#### RECORDS TO PROCESS

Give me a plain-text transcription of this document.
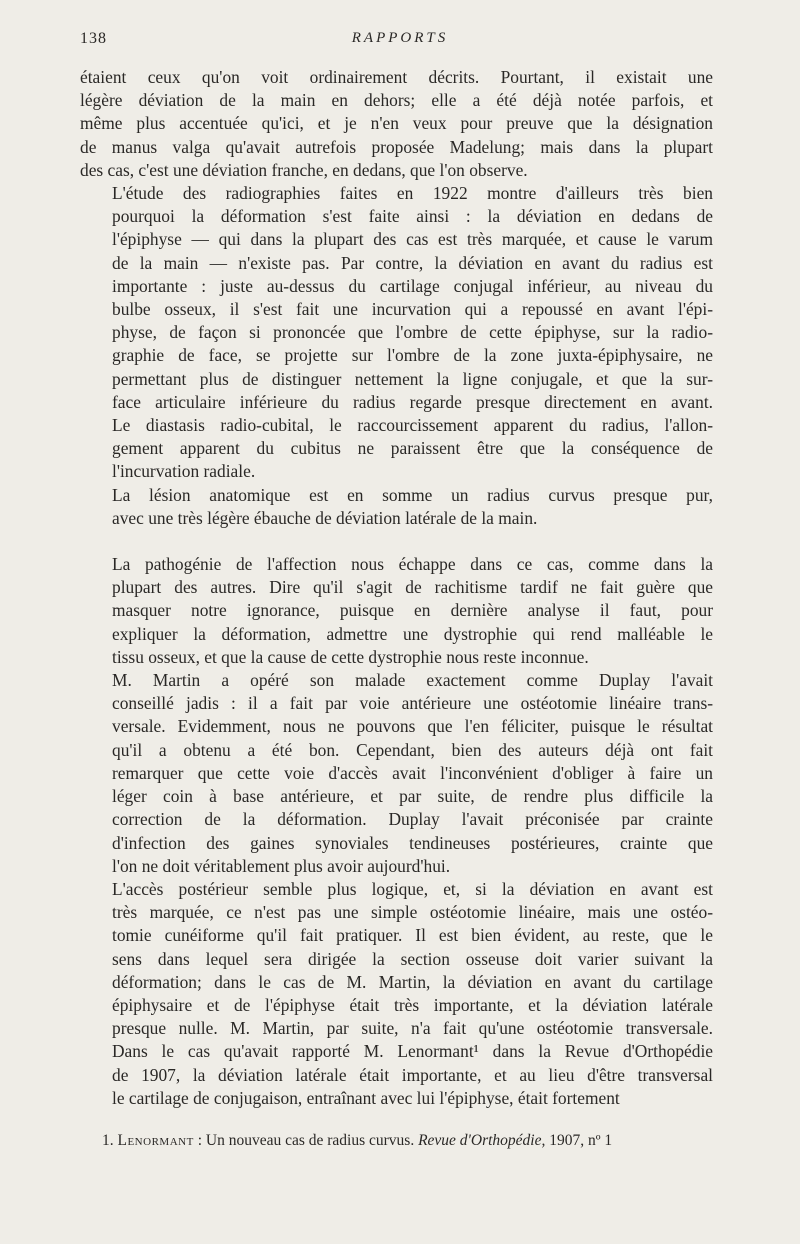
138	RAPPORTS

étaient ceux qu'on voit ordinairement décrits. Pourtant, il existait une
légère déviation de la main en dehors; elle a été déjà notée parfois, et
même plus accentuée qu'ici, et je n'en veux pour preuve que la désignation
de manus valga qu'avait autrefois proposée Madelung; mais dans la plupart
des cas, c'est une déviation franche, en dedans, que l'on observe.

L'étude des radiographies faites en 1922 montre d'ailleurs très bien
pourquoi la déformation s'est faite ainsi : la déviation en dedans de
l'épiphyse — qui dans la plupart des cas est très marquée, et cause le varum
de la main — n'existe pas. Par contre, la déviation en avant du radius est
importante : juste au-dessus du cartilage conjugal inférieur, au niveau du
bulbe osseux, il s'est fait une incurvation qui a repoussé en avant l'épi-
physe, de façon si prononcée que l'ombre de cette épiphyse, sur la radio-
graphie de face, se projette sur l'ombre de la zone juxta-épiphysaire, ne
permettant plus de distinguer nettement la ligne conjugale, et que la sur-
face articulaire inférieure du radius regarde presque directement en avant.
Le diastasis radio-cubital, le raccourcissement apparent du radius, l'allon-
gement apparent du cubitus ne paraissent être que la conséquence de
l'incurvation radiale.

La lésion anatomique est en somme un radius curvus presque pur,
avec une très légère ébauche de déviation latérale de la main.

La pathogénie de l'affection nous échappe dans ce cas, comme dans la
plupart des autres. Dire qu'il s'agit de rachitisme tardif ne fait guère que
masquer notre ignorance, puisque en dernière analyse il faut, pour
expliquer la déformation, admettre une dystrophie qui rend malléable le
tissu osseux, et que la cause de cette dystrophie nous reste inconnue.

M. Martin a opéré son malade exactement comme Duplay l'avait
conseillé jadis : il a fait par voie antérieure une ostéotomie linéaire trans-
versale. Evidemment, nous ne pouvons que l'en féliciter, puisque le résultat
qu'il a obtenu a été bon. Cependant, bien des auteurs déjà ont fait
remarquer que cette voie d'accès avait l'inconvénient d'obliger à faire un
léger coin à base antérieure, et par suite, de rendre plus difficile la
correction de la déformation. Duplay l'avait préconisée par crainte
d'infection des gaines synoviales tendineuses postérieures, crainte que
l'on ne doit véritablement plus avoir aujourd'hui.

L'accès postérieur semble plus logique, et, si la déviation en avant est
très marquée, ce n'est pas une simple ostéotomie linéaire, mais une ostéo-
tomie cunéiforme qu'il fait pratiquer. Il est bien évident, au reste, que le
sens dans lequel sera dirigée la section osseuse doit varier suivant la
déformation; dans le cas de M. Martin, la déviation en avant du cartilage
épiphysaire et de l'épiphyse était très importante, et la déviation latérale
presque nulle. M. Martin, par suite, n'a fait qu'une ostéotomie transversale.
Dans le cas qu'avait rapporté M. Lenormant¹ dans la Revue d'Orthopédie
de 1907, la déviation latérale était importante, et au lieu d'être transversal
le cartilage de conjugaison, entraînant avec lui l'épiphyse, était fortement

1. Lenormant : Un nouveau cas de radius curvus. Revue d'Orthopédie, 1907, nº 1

########

*GIVEN EXERCISE:* Excluding the pictures, restate the records above word for word.

*WRITTEN ANSWER:*
Give me a plain-text transcription of this document.
138	RAPPORTS

étaient ceux qu'on voit ordinairement décrits. Pourtant, il existait une
légère déviation de la main en dehors; elle a été déjà notée parfois, et
même plus accentuée qu'ici, et je n'en veux pour preuve que la désignation
de manus valga qu'avait autrefois proposée Madelung; mais dans la plupart
des cas, c'est une déviation franche, en dedans, que l'on observe.

L'étude des radiographies faites en 1922 montre d'ailleurs très bien
pourquoi la déformation s'est faite ainsi : la déviation en dedans de
l'épiphyse — qui dans la plupart des cas est très marquée, et cause le varum
de la main — n'existe pas. Par contre, la déviation en avant du radius est
importante : juste au-dessus du cartilage conjugal inférieur, au niveau du
bulbe osseux, il s'est fait une incurvation qui a repoussé en avant l'épi-
physe, de façon si prononcée que l'ombre de cette épiphyse, sur la radio-
graphie de face, se projette sur l'ombre de la zone juxta-épiphysaire, ne
permettant plus de distinguer nettement la ligne conjugale, et que la sur-
face articulaire inférieure du radius regarde presque directement en avant.
Le diastasis radio-cubital, le raccourcissement apparent du radius, l'allon-
gement apparent du cubitus ne paraissent être que la conséquence de
l'incurvation radiale.

La lésion anatomique est en somme un radius curvus presque pur,
avec une très légère ébauche de déviation latérale de la main.

La pathogénie de l'affection nous échappe dans ce cas, comme dans la
plupart des autres. Dire qu'il s'agit de rachitisme tardif ne fait guère que
masquer notre ignorance, puisque en dernière analyse il faut, pour
expliquer la déformation, admettre une dystrophie qui rend malléable le
tissu osseux, et que la cause de cette dystrophie nous reste inconnue.

M. Martin a opéré son malade exactement comme Duplay l'avait
conseillé jadis : il a fait par voie antérieure une ostéotomie linéaire trans-
versale. Evidemment, nous ne pouvons que l'en féliciter, puisque le résultat
qu'il a obtenu a été bon. Cependant, bien des auteurs déjà ont fait
remarquer que cette voie d'accès avait l'inconvénient d'obliger à faire un
léger coin à base antérieure, et par suite, de rendre plus difficile la
correction de la déformation. Duplay l'avait préconisée par crainte
d'infection des gaines synoviales tendineuses postérieures, crainte que
l'on ne doit véritablement plus avoir aujourd'hui.

L'accès postérieur semble plus logique, et, si la déviation en avant est
très marquée, ce n'est pas une simple ostéotomie linéaire, mais une ostéo-
tomie cunéiforme qu'il fait pratiquer. Il est bien évident, au reste, que le
sens dans lequel sera dirigée la section osseuse doit varier suivant la
déformation; dans le cas de M. Martin, la déviation en avant du cartilage
épiphysaire et de l'épiphyse était très importante, et la déviation latérale
presque nulle. M. Martin, par suite, n'a fait qu'une ostéotomie transversale.
Dans le cas qu'avait rapporté M. Lenormant¹ dans la Revue d'Orthopédie
de 1907, la déviation latérale était importante, et au lieu d'être transversal
le cartilage de conjugaison, entraînant avec lui l'épiphyse, était fortement

1. Lenormant : Un nouveau cas de radius curvus. Revue d'Orthopédie, 1907, nº 1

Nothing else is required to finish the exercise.